_Given problem_
From the listing below, pull each line that includes "возрасте".

Some records
· · ·

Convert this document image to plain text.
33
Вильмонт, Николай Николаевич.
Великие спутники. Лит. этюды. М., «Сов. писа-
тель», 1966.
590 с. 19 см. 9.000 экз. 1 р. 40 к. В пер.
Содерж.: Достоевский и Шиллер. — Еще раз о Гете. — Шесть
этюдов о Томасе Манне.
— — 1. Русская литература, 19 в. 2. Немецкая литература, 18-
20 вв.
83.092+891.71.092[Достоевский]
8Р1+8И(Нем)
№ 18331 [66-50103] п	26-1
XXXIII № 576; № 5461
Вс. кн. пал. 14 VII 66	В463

· · ·

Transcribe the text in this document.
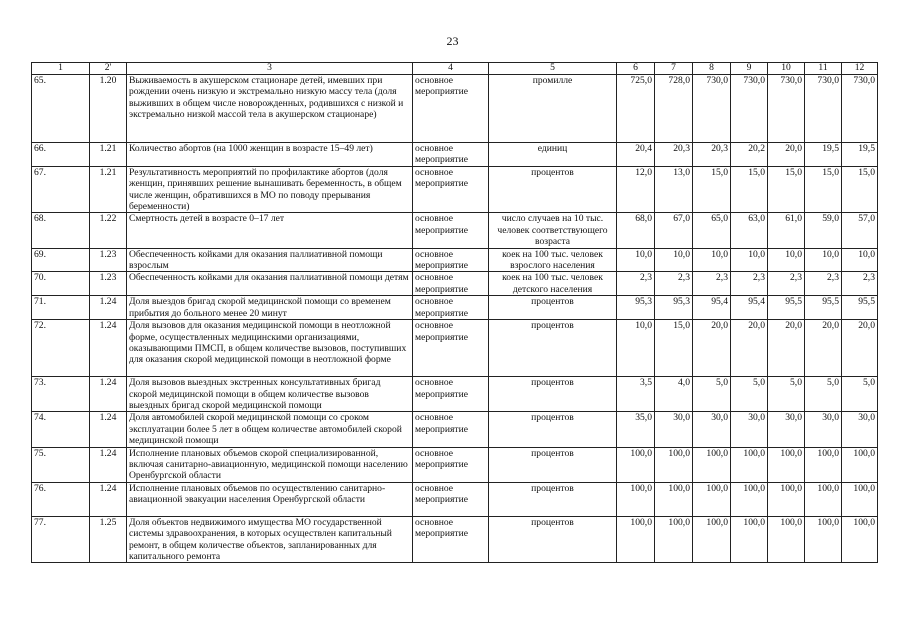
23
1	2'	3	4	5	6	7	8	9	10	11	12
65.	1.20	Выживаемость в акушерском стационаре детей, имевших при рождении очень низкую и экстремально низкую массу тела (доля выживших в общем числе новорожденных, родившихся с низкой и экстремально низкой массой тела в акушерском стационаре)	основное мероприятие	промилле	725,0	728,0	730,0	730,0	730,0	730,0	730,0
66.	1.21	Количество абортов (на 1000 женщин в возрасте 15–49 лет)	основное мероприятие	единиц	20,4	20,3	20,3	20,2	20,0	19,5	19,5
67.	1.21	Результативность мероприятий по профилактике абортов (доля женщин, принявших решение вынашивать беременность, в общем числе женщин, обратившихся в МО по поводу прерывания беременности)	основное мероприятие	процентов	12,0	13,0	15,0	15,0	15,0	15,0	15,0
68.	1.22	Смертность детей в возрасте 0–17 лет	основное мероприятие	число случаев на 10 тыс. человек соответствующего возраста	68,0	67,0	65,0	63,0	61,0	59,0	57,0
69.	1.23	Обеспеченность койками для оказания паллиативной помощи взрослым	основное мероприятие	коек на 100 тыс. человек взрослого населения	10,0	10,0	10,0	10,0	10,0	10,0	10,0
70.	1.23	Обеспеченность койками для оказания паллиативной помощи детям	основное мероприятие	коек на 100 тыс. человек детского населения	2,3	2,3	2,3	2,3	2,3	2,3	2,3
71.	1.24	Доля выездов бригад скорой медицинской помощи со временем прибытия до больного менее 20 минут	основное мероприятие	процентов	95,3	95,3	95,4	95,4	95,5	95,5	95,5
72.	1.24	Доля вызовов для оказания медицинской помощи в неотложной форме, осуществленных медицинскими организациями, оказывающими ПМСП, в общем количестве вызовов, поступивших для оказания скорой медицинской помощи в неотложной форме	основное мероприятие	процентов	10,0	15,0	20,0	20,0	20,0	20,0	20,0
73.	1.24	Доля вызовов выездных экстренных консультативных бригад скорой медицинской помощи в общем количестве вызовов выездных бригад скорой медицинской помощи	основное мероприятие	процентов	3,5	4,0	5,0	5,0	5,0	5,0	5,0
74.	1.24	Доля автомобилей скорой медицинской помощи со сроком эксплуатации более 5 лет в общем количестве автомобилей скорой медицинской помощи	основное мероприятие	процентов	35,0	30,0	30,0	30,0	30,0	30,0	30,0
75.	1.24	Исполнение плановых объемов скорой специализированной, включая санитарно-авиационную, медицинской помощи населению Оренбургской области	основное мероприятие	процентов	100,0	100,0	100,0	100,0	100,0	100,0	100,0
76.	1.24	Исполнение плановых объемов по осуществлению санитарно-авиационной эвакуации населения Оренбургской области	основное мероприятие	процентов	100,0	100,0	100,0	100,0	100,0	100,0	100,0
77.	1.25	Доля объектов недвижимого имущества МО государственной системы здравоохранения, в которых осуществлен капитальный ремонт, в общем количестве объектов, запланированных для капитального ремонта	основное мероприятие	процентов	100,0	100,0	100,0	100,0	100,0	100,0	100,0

· · ·

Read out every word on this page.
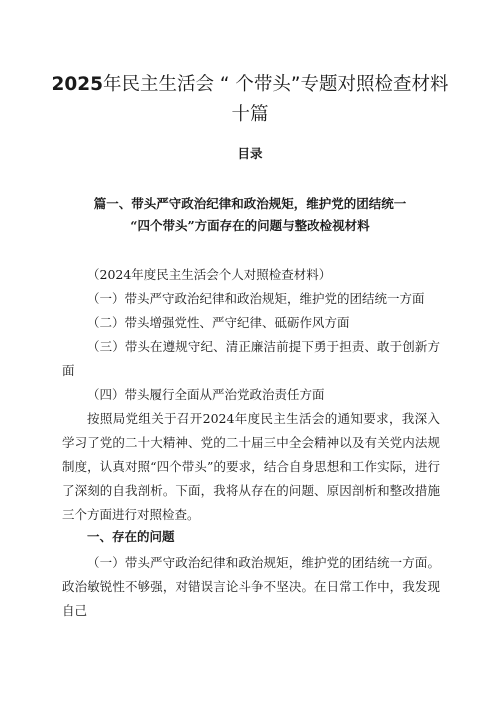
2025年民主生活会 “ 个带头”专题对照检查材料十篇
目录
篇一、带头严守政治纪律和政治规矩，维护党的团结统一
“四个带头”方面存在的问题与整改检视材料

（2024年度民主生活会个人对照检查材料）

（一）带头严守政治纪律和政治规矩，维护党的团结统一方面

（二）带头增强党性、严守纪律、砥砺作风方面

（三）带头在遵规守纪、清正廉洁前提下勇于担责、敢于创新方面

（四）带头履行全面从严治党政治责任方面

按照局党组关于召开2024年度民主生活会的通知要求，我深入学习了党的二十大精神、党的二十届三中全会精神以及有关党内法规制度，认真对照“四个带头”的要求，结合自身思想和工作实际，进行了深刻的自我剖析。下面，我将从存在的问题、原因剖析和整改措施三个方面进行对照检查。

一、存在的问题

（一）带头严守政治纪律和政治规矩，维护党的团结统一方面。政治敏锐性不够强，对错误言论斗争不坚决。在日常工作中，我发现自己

· · ·

_Output of the exercise_
66.	1.21	Количество абортов (на 1000 женщин в возрасте 15–49 лет)	основное мероприятие	единиц	20,4	20,3	20,3	20,2	20,0	19,5	19,5
68.	1.22	Смертность детей в возрасте 0–17 лет	основное мероприятие	число случаев на 10 тыс. человек соответствующего возраста	68,0	67,0	65,0	63,0	61,0	59,0	57,0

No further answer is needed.